_Задания:_
1) В какой город, согласно отрывку текста, ездили к бабушке?
2) Изложите отрывок текста в двух предложениях.

Пуговицы сочувственно смотрят на меня, видимо, окончательно сражённые моей тупостью.
– На севере, мам.
Дверь закрывается, я возвращаюсь к перипетиям героев книжки.
Через несколько минут (каких минут – страницу только и прочитала!) она забегает в комнату с криком «Мама, я вернулась! Живая!»
Последнее слово меня окончательно добивает, и я всё-таки начинаю смеяться. Она прыгает ко мне на диван, весело хохочет вместе со мной, дрыгает ногами и машет варежками. При этом резиновый сапожок нечаянно прилетает мне в лоб, но я этого как будто не замечаю. Победителей не судят! Ну всё, говорю. Наконец-то ты вернулась. А теперь – мыть руки и обедать.
…Вот боюсь я её отпускать на Северный полюс. Там страшно, и медведи ходят. И отлично понимаю, что она когда-нибудь уйдёт. Возьмёт с собой много ненужных на мой взгляд вещей, вроде куклиной ноги, но которые ей наверняка пригодятся, и уйдёт. И меня, в общем-то, не спросит. А я буду сидеть и ждать, когда же она придёт и расскажет мне, что там увидела. Ведь у каждого из нас – свой Северный полюс.
Я на своём жить осталась.
Моя бабушка
Ездили мы в Тюмень, к моей бабушке. Женя у меня вообще богата на родственников. Давеча она мне доказывала, что моя бабушка ей тоже бабушка. Потом договорилась до того, что это вообще её бабушка, бо я уже взрослая и в бабушках не нуждаюсь. Она хотела захапать мою личную бабушку в своё пользование! Я, конечно, этого не допустила, отвоевала, так сказать, своё законное право побыть ещё внучкой. По её мнению, внучка – это такая маленькая девочка, которая день-деньской развлекается, ходит с бабушкой на карусели в парк, клянчит у неё мелкие монетки на мороженое, и перед сном даёт заплетать себе косичку. Да, я абсолютно не подхожу ни под один из этих параметров, ни косичек, ни каруселей, да и мелочи сама кому хошь могу дать, но всё же, всё же…
После этого разговора я надолго впала в сладкие воспоминания о моём счастливом детстве, том, когда я ещё была внучкой в полном соответствии с дочкиной теорией.

_Сохранённые записи:_
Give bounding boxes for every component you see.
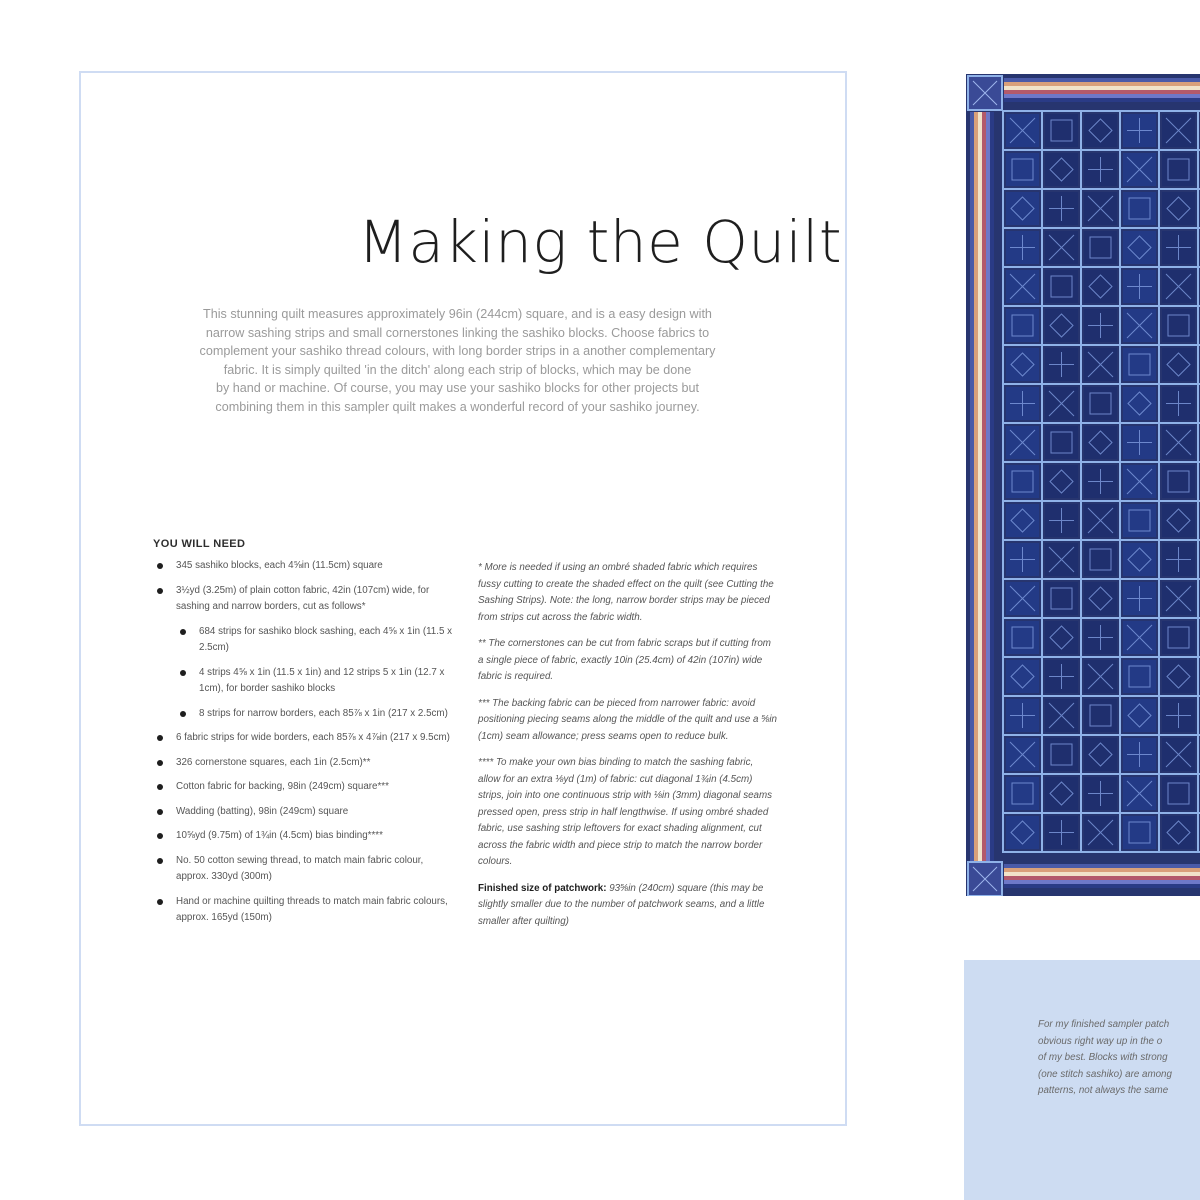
border-stripe (1004, 880, 1200, 884)
needs-sub-list (176, 624, 453, 723)
sashiko-block (1084, 387, 1117, 420)
caption-line: obvious right way up in the o (1038, 1035, 1163, 1047)
intro-line: This stunning quilt measures approximately 96in (244cm) square, and is a easy design with (203, 307, 712, 321)
border-stripe (1004, 82, 1200, 86)
needs-item: 6 fabric strips for wide borders, each 85⅞ x 4⅞in (217 x 9.5cm) (153, 730, 453, 747)
sashiko-block (1006, 153, 1039, 186)
footnote: ** The cornerstones can be cut from fabric scraps but if cutting from a single piece of fabric, exactly 10in (25.4cm) of 42in (107in) wide fabric is required. (478, 638, 771, 682)
sashiko-block (1084, 699, 1117, 732)
intro-line: narrow sashing strips and small cornerstones linking the sashiko blocks. Choose fabrics to (205, 325, 710, 340)
border-stripe (1004, 872, 1200, 876)
needs-item: Cotton fabric for backing, 98in (249cm) square*** (153, 779, 453, 796)
needs-item: Hand or machine quilting threads to match main fabric colours, approx. 165yd (150m) (153, 894, 453, 927)
sashiko-block (1045, 114, 1078, 147)
intro-line: complement your sashiko thread colours, with long border strips in a another complementary (199, 344, 716, 358)
sashiko-block (1123, 192, 1156, 225)
border-stripe (1004, 98, 1200, 102)
sashiko-block (1123, 816, 1156, 849)
materials-list (153, 538, 453, 935)
footnote: *** The backing fabric can be pieced from narrower fabric: avoid positioning piecing seams along the middle of the quilt and use a ⅝in (1cm) seam allowance; press seams open to reduce bulk. (478, 697, 778, 742)
sashiko-block (1006, 621, 1039, 654)
needs-sub-item: 684 strips for sashiko block sashing, each 4⅝ x 1in (11.5 x 2.5cm) (176, 624, 453, 657)
finished-size-text: 93⅝in (240cm) square (this may be slightly smaller due to the number of patchwork seams, and a little smaller after quilting) (478, 882, 765, 927)
you-will-need-heading: YOU WILL NEED (153, 538, 246, 550)
border-stripe (1004, 86, 1200, 90)
caption-line: of my best. Blocks with strong (1038, 1052, 1168, 1063)
needs-list (153, 558, 453, 927)
border-stripe (982, 112, 986, 864)
needs-item: Wadding (batting), 98in (249cm) square (153, 804, 453, 821)
intro-paragraph (130, 305, 785, 416)
border-stripe (974, 112, 978, 864)
border-stripe (970, 112, 974, 864)
caption-text (1038, 1017, 1200, 1100)
sashiko-block (1123, 504, 1156, 537)
intro-line: combining them in this sampler quilt makes a wonderful record of your sashiko journey. (215, 399, 700, 414)
border-stripe (990, 112, 994, 864)
needs-item: 10⅝yd (9.75m) of 1¾in (4.5cm) bias binding**** (153, 828, 453, 845)
sashiko-block (1045, 426, 1078, 459)
sashiko-block (1006, 465, 1039, 498)
sashiko-block (1045, 738, 1078, 771)
footnote: * More is needed if using an ombré shaded fabric which requires fussy cutting to create the shaded effect on the quilt (see Cutting the Sashing Strips). Note: the long, narrow border strips may be pieced from strips cut across the fabric width. (478, 562, 774, 623)
needs-item: 326 cornerstone squares, each 1in (2.5cm)** (153, 755, 453, 772)
sashiko-block (1006, 309, 1039, 342)
quilt-illustration (966, 74, 1200, 896)
sashiko-block (1162, 153, 1195, 186)
border-stripe (1004, 868, 1200, 872)
border-stripe (1004, 94, 1200, 98)
border-stripe (1004, 884, 1200, 888)
border-stripe (1004, 90, 1200, 94)
caption-box (964, 960, 1200, 1200)
border-stripe (986, 112, 990, 864)
footnotes (478, 560, 778, 940)
finished-size-note (478, 881, 778, 931)
finished-size-label: Finished size of patchwork: (478, 882, 607, 894)
needs-sub-item: 4 strips 4⅝ x 1in (11.5 x 1in) and 12 strips 5 x 1in (12.7 x 1cm), for border sashiko blocks (176, 665, 453, 698)
sashiko-block (1123, 660, 1156, 693)
footnote: **** To make your own bias binding to match the sashing fabric, allow for an extra ⅛yd (1m) of fabric: cut diagonal 1¾in (4.5cm) strips, join into one continuous strip with ⅛in (3mm) diagonal seams pressed open, press strip in half lengthwise. If using ombré shaded fabric, use sashing strip leftovers for exact shading alignment, cut across the fabric width and piece strip to match the narrow border colours. (478, 757, 773, 867)
page-title: Making the Quilt (357, 208, 843, 276)
intro-line: by hand or machine. Of course, you may use your sashiko blocks for other projects but (216, 381, 699, 395)
caption-line: (one stitch sashiko) are among (1038, 1068, 1172, 1080)
border-stripe (1004, 78, 1200, 82)
sashiko-block (1084, 543, 1117, 576)
needs-item: 345 sashiko blocks, each 4⅝in (11.5cm) square (153, 558, 453, 575)
sashiko-block (1162, 621, 1195, 654)
border-stripe (1004, 876, 1200, 880)
caption-line: patterns, not always the same (1038, 1085, 1169, 1096)
intro-line: fabric. It is simply quilted 'in the ditch' along each strip of blocks, which may be done (223, 362, 692, 377)
needs-item: No. 50 cotton sewing thread, to match main fabric colour, approx. 330yd (300m) (153, 853, 453, 886)
border-stripe (978, 112, 982, 864)
sashiko-block (1084, 231, 1117, 264)
caption-line: For my finished sampler patch (1038, 1019, 1170, 1030)
sashiko-block (1162, 465, 1195, 498)
quilt-photo (966, 74, 1200, 896)
needs-item (153, 583, 453, 723)
sashiko-block (1006, 777, 1039, 810)
sashiko-block (1045, 270, 1078, 303)
sashiko-block (1162, 777, 1195, 810)
sashiko-block (1162, 309, 1195, 342)
border-stripe (1004, 864, 1200, 868)
sashiko-block (1045, 582, 1078, 615)
needs-item-text: 3½yd (3.25m) of plain cotton fabric, 42in (107cm) wide, for sashing and narrow borders, cut as follows* (176, 584, 430, 612)
sashiko-block (1123, 348, 1156, 381)
needs-sub-item: 8 strips for narrow borders, each 85⅞ x 1in (217 x 2.5cm) (176, 706, 453, 723)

_Ответы к заданиям:_
1) В Тюмень.

2) Дочь со смехом врывается в комнату с криком, что вернулась живой, и рассказчица признаётся, что боится отпускать её на Северный полюс и понимает, что когда-нибудь та уйдёт, не спросив. Во второй части, «Моя бабушка», Женя пытается забрать бабушку рассказчицы себе, считая, что взрослым бабушки не нужны, а рассказчица отстаивает право ещё побыть внучкой и погружается в воспоминания о детстве.